----- THE DATA -----

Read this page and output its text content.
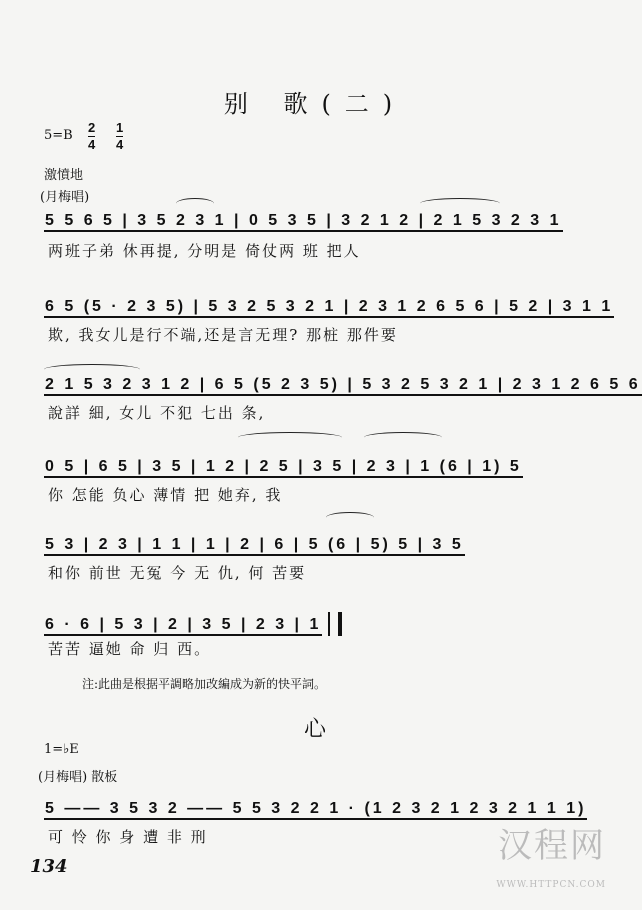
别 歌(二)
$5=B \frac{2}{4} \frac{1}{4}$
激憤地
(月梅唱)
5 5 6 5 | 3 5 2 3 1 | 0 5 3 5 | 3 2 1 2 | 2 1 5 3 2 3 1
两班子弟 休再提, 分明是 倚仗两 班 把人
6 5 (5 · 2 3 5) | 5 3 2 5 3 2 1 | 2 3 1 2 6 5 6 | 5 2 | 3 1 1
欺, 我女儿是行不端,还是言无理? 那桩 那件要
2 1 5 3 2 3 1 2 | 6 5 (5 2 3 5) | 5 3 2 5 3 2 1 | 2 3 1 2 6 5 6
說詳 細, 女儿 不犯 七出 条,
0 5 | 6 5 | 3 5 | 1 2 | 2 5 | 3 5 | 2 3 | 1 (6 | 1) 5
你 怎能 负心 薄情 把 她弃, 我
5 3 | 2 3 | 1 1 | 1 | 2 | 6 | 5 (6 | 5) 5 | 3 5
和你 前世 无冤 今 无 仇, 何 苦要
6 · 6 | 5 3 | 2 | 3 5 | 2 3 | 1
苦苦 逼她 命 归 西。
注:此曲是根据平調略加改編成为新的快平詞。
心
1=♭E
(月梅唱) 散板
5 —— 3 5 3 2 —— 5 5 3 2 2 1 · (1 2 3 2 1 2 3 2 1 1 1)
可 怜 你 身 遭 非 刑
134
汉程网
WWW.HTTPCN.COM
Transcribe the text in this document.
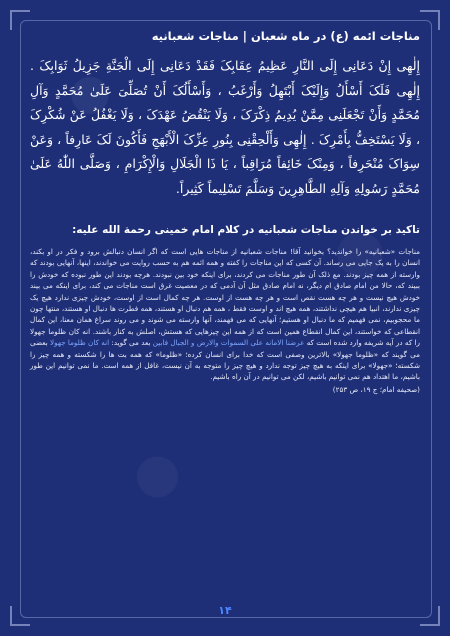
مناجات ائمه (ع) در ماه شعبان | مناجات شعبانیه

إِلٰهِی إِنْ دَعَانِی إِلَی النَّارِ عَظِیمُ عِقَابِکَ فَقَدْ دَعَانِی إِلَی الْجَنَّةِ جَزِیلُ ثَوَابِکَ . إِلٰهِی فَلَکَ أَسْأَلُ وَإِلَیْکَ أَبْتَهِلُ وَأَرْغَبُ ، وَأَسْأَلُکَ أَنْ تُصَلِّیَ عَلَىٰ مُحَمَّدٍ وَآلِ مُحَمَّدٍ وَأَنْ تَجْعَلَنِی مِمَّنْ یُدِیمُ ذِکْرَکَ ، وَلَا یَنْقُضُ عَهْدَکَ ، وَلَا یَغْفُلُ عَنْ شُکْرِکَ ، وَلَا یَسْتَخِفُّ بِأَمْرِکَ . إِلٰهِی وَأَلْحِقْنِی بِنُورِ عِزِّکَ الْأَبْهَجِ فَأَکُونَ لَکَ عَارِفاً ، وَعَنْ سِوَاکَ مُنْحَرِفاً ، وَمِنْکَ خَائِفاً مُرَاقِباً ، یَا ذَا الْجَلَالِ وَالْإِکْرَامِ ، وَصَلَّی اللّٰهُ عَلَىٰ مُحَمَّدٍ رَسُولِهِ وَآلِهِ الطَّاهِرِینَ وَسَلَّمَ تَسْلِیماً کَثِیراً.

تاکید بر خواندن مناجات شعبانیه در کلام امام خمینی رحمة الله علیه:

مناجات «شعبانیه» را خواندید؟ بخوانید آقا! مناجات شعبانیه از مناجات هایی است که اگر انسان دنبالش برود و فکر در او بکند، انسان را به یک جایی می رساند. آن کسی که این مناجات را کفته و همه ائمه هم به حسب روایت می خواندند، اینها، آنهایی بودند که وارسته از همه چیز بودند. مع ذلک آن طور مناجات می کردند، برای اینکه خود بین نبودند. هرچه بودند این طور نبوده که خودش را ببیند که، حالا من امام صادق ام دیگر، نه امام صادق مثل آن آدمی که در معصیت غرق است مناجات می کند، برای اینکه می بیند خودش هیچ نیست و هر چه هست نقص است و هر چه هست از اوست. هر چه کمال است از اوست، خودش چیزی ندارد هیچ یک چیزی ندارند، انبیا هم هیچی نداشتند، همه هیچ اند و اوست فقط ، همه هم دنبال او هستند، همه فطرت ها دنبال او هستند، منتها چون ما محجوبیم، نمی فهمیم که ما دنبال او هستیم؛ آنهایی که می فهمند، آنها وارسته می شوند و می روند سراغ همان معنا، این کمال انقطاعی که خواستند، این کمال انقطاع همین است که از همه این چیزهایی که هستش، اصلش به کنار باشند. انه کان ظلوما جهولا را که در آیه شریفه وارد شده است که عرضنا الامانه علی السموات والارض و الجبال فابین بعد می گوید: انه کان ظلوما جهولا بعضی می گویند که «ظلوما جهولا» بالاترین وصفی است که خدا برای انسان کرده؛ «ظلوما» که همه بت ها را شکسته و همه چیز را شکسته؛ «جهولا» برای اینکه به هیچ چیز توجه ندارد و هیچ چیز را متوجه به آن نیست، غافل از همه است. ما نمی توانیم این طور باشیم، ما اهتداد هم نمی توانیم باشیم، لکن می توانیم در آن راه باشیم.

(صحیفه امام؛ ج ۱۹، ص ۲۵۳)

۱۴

-----

▶ TASK GOAL
Only lines with the word "text" are wanted, so copy each one from the records.

▶ SOLVED EXERCISE
Read this page and output its text content.
Transcribe the text in this document.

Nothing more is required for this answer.